Your task is to transcribe the records exactly, skipping every image.

####################

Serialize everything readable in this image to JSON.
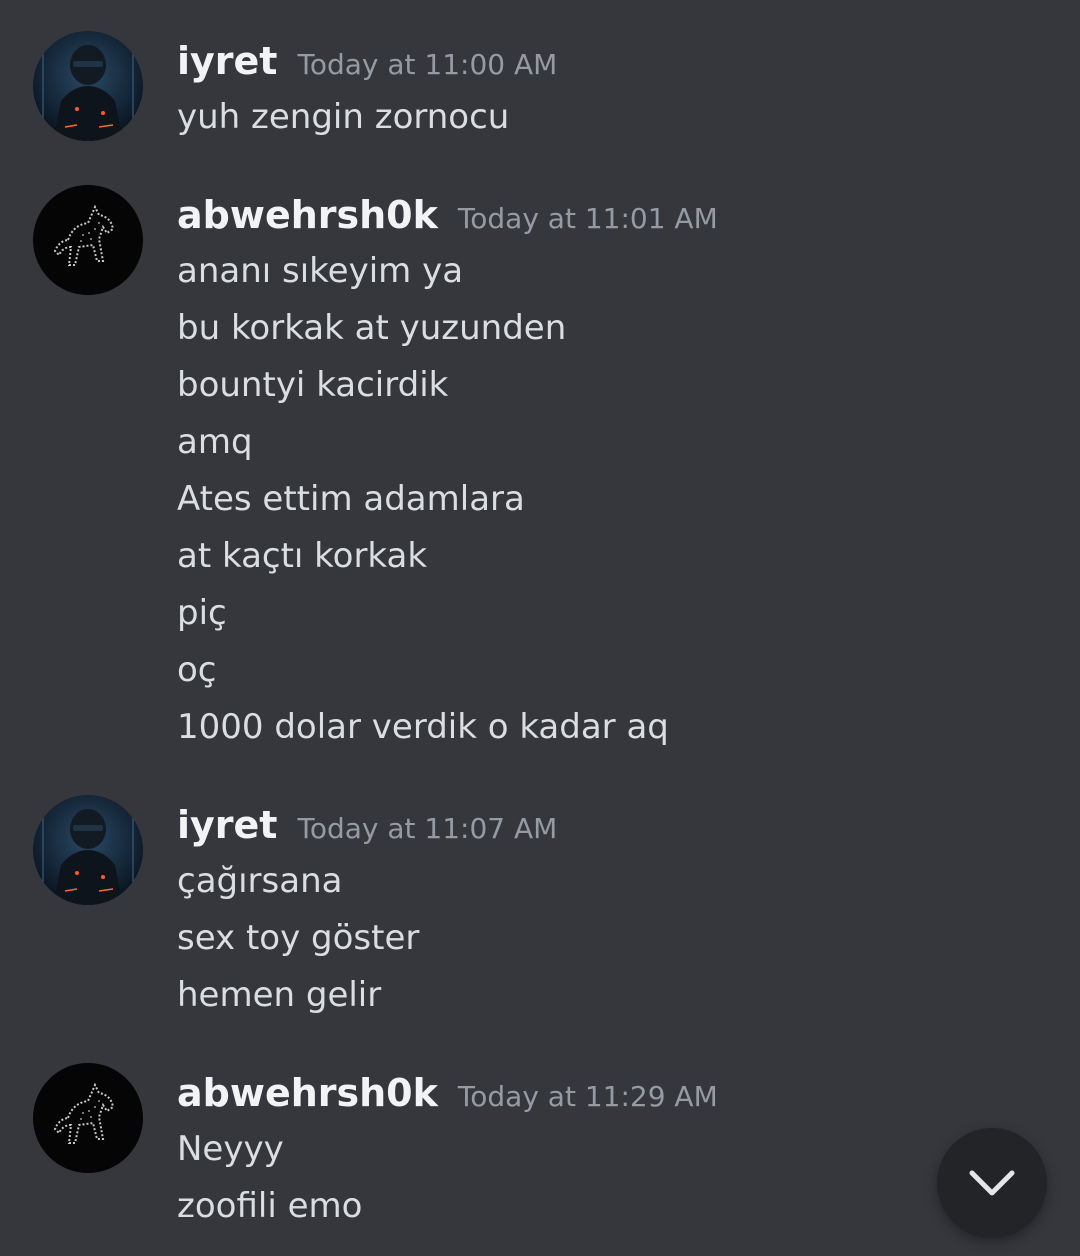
{
  "messages": [
    {
      "username": "iyret",
      "timestamp": "Today at 11:00 AM",
      "avatar": "robot-helmet-avatar",
      "lines": [
        "yuh zengin zornocu"
      ]
    },
    {
      "username": "abwehrsh0k",
      "timestamp": "Today at 11:01 AM",
      "avatar": "horse-avatar",
      "lines": [
        "ananı sıkeyim ya",
        "bu korkak at yuzunden",
        "bountyi kacirdik",
        "amq",
        "Ates ettim adamlara",
        "at kaçtı korkak",
        "piç",
        "oç",
        "1000 dolar verdik o kadar aq"
      ]
    },
    {
      "username": "iyret",
      "timestamp": "Today at 11:07 AM",
      "avatar": "robot-helmet-avatar",
      "lines": [
        "çağırsana",
        "sex toy göster",
        "hemen gelir"
      ]
    },
    {
      "username": "abwehrsh0k",
      "timestamp": "Today at 11:29 AM",
      "avatar": "horse-avatar",
      "lines": [
        "Neyyy",
        "zoofili emo"
      ]
    }
  ],
  "jump_button": {
    "icon": "chevron-down-icon"
  },
  "colors": {
    "background": "#36373d",
    "username": "#f2f3f5",
    "timestamp": "#949ba4",
    "text": "#dbdee1",
    "jump_button_bg": "#232428"
  }
}
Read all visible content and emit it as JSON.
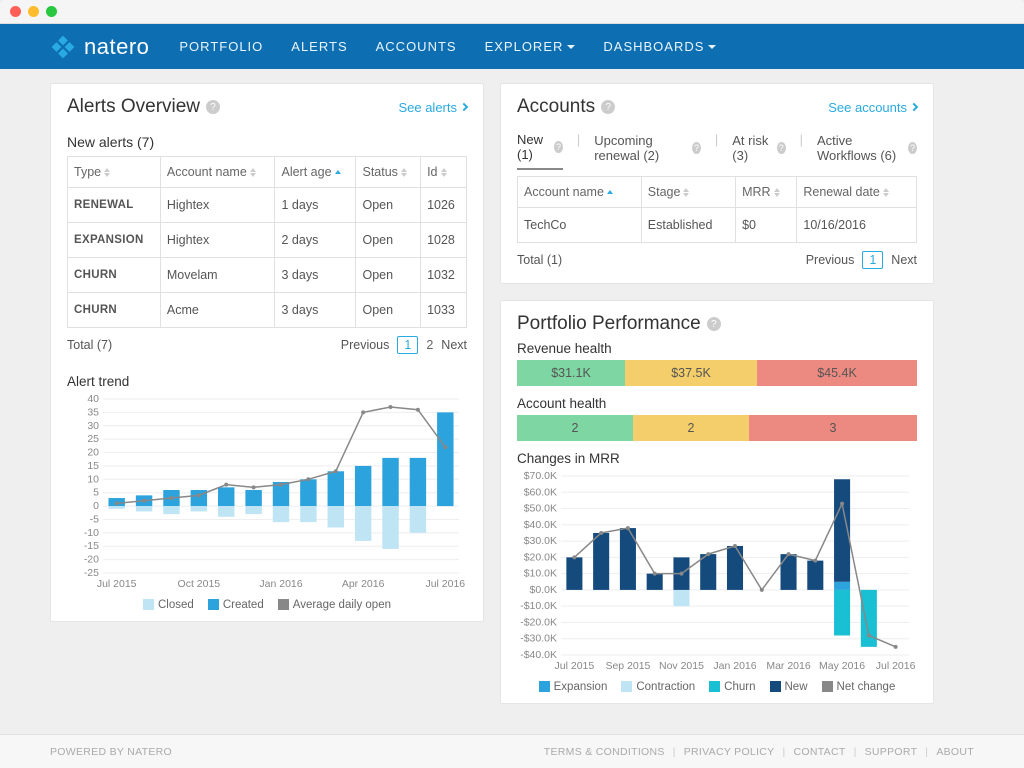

####################

• **PROBLEM SOLUTION**
Serialize everything readable in this image to JSON.
{
  "messages": [
    {
      "username": "iyret",
      "timestamp": "Today at 11:00 AM",
      "avatar": "robot-helmet-avatar",
      "lines": [
        "yuh zengin zornocu"
      ]
    },
    {
      "username": "abwehrsh0k",
      "timestamp": "Today at 11:01 AM",
      "avatar": "horse-avatar",
      "lines": [
        "ananı sıkeyim ya",
        "bu korkak at yuzunden",
        "bountyi kacirdik",
        "amq",
        "Ates ettim adamlara",
        "at kaçtı korkak",
        "piç",
        "oç",
        "1000 dolar verdik o kadar aq"
      ]
    },
    {
      "username": "iyret",
      "timestamp": "Today at 11:07 AM",
      "avatar": "robot-helmet-avatar",
      "lines": [
        "çağırsana",
        "sex toy göster",
        "hemen gelir"
      ]
    },
    {
      "username": "abwehrsh0k",
      "timestamp": "Today at 11:29 AM",
      "avatar": "horse-avatar",
      "lines": [
        "Neyyy",
        "zoofili emo"
      ]
    }
  ],
  "jump_button": {
    "icon": "chevron-down-icon"
  },
  "colors": {
    "background": "#36373d",
    "username": "#f2f3f5",
    "timestamp": "#949ba4",
    "text": "#dbdee1",
    "jump_button_bg": "#232428"
  }
}
Read all visible content and emit it as JSON.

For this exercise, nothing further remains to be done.